Inland Waterways to Joyful Amsterdam!

Inland Waterways to Joyful Amsterdam!

Canal cruising in Amsterdam

Den Helder is one of the spots where you can easily get from the North Sea to Holland’s inland waterways – the lakes and canals. We wanted to know more about this peculiar country, and what would be a better way to do that, than boating along its canals!

Den Helder in the morning mist – the shapes in the background are not churches and temples, they are warships!

You can travel along the canals on a sailboat without taking the mast down via the standing mast route – Staande Mast – from Delfzijl in the north to Vlissingen (Flushing) in the south. However, for our draft – 2 metres – there are a couple of places not deep enough on the northern part of the route. That’s why we chose to sail as far as Den Helder. It’s a big naval base, and the Royal Navy Yachtclub was a convenient spot to come and go. We rested there a couple of nights, then motored across the Waddensee to the locks at Den Oever.

It was quite exciting going through the locks, particularly as we had to go together with many other boats and ships. But we got out of the other end in one piece, and found ourselves in the lake IJsselmeer. Time to say goodbye to the tides for a while!


It was calm, so we motored across the lake and arrived in a small town called Enkhuizen in the evening. We tied off to a big town quay, as it seemed very quiet, and we had no desire to maneuvre our lazy beast of a boat in a tight marina. And now for a nice evening walk into this pretty little town!

========

> **Given task**: Reproduce word for word the part of the Amsterdam canal cruising text that starts with "Den Helder in" and goes on through "at Den Oever.".

> **Data**:
========

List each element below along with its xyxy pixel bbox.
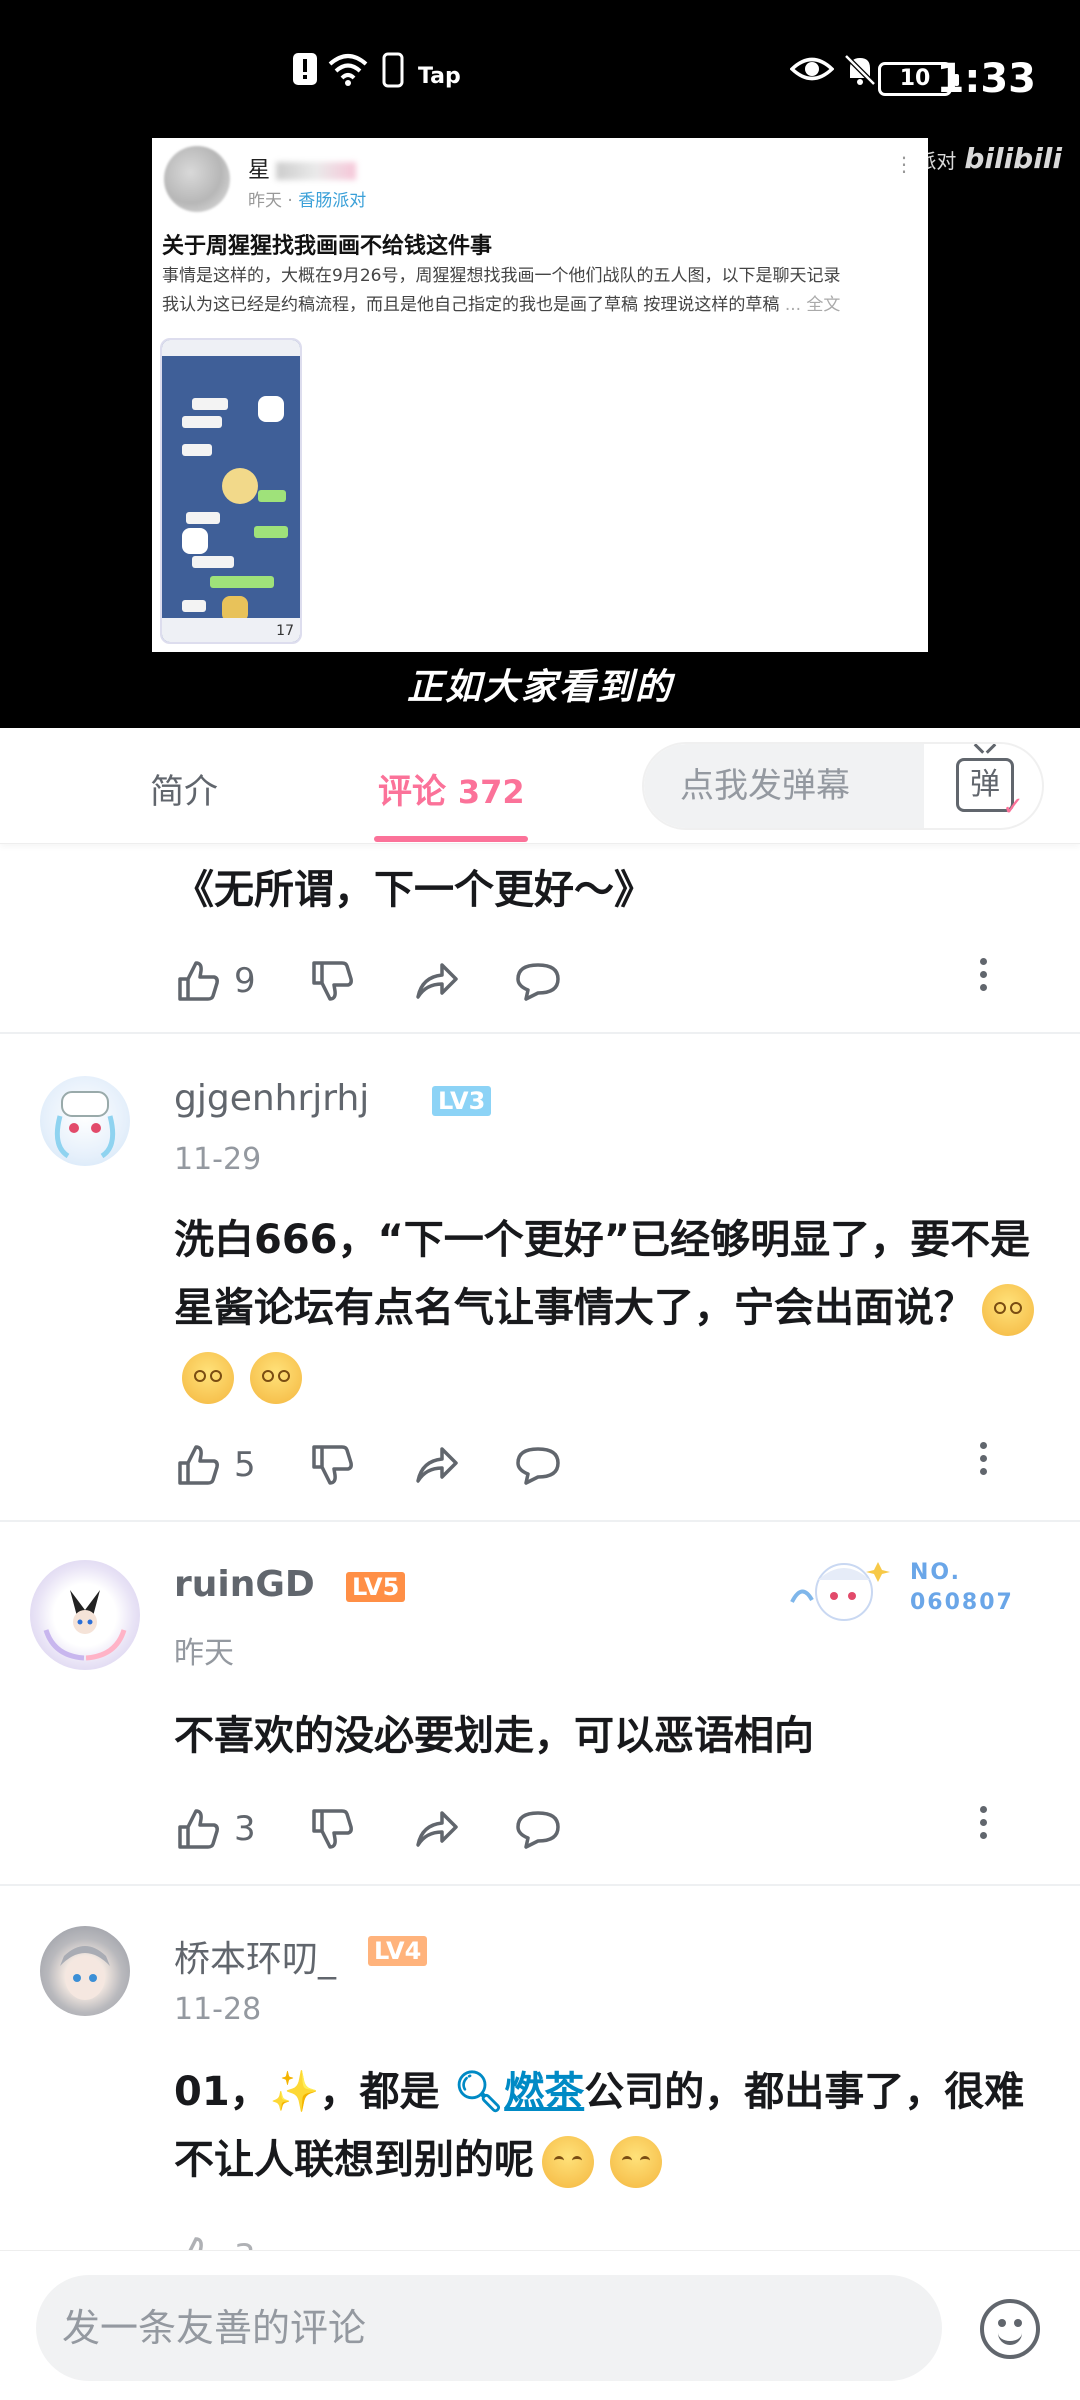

========

> **Complete response**:
Den Helder in the morning mist – the shapes in the background are not churches and temples, they are warships!

You can travel along the canals on a sailboat without taking the mast down via the standing mast route – Staande Mast – from Delfzijl in the north to Vlissingen (Flushing) in the south. However, for our draft – 2 metres – there are a couple of places not deep enough on the northern part of the route. That’s why we chose to sail as far as Den Helder. It’s a big naval base, and the Royal Navy Yachtclub was a convenient spot to come and go. We rested there a couple of nights, then motored across the Waddensee to the locks at Den Oever.